Given problem ▸ Copy out the rows from the very first one through the line containing "output-value: 759,8 [223,194,256,210]", both ends included, keeping every line unchanged.

Input rows ▸
****

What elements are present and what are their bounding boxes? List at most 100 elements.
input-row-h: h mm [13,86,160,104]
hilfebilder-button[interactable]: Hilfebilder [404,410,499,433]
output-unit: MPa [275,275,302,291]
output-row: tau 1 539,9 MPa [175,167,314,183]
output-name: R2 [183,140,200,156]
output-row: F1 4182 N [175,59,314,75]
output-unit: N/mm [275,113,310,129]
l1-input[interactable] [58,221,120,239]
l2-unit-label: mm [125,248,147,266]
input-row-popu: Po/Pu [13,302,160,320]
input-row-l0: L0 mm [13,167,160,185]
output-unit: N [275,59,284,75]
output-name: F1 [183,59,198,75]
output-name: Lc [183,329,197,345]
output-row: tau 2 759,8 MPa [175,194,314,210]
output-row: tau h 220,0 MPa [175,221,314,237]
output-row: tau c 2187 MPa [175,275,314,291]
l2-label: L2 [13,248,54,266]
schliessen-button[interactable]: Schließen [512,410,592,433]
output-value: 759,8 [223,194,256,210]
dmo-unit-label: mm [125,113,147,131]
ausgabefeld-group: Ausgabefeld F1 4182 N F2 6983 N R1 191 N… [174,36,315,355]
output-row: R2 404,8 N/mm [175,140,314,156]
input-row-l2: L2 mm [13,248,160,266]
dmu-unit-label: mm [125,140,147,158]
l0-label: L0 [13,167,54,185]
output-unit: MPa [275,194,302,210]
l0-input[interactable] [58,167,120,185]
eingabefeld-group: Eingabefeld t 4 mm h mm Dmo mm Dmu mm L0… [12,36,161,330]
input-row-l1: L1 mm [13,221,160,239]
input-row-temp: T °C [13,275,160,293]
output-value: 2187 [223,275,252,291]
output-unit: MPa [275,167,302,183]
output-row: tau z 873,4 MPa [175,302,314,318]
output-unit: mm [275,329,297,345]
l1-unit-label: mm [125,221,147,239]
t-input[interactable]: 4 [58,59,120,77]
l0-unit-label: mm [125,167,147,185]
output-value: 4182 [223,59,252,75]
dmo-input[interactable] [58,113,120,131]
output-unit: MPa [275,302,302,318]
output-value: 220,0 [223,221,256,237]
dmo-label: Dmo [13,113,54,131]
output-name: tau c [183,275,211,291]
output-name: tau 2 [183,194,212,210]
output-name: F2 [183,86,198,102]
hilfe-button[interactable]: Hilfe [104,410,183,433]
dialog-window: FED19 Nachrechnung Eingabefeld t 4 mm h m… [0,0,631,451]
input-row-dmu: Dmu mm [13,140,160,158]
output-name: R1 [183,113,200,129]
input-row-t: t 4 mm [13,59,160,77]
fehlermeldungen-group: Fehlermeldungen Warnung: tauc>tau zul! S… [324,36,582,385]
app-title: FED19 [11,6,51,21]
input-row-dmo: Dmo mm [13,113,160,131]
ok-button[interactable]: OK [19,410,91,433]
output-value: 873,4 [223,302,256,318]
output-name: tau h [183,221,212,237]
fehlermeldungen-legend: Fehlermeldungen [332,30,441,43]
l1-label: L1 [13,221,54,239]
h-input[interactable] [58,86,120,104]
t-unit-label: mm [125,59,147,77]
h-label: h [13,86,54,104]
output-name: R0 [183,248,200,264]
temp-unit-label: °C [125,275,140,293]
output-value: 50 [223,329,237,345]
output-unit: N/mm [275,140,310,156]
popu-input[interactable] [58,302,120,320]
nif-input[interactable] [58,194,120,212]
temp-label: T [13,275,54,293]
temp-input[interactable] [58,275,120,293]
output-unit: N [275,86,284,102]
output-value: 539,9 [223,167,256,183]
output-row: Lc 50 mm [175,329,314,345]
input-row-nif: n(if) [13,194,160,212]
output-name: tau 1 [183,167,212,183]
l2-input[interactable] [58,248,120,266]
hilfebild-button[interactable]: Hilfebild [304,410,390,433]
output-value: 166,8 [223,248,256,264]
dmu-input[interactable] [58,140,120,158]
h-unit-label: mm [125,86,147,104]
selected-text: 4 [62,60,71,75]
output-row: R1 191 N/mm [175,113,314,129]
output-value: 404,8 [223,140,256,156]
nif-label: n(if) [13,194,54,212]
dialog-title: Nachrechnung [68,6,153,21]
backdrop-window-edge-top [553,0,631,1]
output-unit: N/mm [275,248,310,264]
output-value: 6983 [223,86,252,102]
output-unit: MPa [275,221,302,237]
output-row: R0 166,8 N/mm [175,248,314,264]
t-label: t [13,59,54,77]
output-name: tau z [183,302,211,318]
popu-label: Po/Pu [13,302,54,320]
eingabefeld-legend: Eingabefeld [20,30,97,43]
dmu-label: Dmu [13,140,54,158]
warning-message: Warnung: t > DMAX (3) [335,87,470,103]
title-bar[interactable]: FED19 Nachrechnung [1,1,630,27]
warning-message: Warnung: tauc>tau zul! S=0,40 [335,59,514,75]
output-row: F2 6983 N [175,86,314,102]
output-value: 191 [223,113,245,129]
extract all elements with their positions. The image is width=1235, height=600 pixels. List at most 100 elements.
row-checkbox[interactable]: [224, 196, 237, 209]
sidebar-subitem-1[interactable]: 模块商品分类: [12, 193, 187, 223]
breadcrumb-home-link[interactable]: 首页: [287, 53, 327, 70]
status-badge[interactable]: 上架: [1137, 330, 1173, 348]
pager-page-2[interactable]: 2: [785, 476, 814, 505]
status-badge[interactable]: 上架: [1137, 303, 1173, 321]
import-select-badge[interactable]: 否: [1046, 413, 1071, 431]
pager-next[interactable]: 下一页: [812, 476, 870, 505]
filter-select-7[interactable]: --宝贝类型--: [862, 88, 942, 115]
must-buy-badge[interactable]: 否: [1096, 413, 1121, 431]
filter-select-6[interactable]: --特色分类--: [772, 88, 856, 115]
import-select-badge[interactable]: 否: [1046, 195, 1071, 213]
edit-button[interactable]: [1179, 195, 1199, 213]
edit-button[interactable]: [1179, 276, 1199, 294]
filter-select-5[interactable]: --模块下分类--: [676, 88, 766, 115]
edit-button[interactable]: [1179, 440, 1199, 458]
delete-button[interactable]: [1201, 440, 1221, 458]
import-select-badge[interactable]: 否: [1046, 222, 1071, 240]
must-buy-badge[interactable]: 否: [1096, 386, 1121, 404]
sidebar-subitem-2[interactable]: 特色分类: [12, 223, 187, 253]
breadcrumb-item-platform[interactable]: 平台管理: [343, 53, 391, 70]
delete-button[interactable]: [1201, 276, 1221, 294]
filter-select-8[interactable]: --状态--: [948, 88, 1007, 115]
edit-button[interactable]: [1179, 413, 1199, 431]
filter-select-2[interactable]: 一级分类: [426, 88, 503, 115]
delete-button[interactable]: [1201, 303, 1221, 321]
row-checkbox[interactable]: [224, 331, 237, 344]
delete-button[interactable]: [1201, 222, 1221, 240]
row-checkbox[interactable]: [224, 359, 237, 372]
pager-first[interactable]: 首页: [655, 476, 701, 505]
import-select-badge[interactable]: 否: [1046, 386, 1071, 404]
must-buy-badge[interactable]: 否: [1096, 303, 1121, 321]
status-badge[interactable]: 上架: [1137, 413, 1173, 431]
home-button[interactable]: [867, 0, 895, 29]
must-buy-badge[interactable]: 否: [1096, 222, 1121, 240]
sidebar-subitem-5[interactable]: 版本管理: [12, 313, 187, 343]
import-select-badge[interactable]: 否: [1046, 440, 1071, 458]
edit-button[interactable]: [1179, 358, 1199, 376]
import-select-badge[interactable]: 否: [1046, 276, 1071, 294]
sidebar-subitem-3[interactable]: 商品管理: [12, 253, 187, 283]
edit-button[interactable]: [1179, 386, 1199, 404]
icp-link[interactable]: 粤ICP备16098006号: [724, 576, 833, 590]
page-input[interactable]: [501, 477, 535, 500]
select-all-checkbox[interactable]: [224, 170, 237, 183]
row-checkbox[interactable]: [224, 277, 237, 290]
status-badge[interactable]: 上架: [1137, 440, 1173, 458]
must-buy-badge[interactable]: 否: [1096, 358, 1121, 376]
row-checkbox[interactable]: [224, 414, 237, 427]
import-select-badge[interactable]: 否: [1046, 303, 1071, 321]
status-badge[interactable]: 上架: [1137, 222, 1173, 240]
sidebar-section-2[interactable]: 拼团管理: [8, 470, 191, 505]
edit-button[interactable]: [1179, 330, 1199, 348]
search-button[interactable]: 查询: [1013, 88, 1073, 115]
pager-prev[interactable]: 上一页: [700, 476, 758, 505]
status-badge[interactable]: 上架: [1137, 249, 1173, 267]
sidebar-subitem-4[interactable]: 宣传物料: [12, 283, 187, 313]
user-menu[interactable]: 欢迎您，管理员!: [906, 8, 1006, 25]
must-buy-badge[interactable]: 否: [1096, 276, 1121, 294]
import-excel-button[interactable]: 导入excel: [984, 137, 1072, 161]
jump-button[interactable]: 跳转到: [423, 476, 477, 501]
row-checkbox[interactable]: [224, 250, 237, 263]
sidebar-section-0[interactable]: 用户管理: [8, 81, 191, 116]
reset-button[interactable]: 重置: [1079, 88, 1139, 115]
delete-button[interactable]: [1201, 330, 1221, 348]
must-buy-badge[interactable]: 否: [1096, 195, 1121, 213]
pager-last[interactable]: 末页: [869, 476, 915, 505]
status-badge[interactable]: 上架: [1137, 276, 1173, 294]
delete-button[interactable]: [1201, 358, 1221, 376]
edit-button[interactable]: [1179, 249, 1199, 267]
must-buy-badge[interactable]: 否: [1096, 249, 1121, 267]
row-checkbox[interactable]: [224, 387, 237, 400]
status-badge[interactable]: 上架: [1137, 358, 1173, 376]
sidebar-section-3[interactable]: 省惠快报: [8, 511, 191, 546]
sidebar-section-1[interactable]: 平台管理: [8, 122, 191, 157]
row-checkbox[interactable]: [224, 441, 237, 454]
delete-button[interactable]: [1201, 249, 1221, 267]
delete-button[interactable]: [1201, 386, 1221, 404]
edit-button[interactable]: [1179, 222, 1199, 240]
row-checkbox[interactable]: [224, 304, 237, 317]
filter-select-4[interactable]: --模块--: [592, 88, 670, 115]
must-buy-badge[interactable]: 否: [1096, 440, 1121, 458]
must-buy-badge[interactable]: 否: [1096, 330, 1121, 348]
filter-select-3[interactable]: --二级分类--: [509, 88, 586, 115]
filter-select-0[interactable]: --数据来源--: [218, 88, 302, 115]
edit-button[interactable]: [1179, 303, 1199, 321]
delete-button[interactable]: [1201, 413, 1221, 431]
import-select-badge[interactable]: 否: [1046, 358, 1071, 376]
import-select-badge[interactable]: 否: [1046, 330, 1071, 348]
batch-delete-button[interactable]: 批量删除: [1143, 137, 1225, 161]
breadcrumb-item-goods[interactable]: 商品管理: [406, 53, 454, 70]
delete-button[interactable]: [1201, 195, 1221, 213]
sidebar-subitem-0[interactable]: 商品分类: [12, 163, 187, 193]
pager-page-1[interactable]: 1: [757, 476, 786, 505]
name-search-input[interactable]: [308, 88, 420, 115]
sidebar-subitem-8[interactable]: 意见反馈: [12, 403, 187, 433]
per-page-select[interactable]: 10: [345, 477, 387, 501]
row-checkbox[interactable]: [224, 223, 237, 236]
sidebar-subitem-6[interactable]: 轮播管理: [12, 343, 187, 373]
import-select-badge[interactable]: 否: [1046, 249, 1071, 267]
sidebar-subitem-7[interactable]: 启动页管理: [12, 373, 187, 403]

****

Result of this task ▸
What elements are present and what are their bounding boxes? List at most 100 elements.
input-row-h: h mm [13,86,160,104]
hilfebilder-button[interactable]: Hilfebilder [404,410,499,433]
output-unit: MPa [275,275,302,291]
output-row: tau 1 539,9 MPa [175,167,314,183]
output-name: R2 [183,140,200,156]
output-row: F1 4182 N [175,59,314,75]
output-unit: N/mm [275,113,310,129]
l1-input[interactable] [58,221,120,239]
l2-unit-label: mm [125,248,147,266]
input-row-popu: Po/Pu [13,302,160,320]
input-row-l0: L0 mm [13,167,160,185]
output-unit: N [275,59,284,75]
output-name: F1 [183,59,198,75]
output-name: Lc [183,329,197,345]
output-row: tau 2 759,8 MPa [175,194,314,210]
output-row: tau h 220,0 MPa [175,221,314,237]
output-row: tau c 2187 MPa [175,275,314,291]
l2-label: L2 [13,248,54,266]
schliessen-button[interactable]: Schließen [512,410,592,433]
output-value: 759,8 [223,194,256,210]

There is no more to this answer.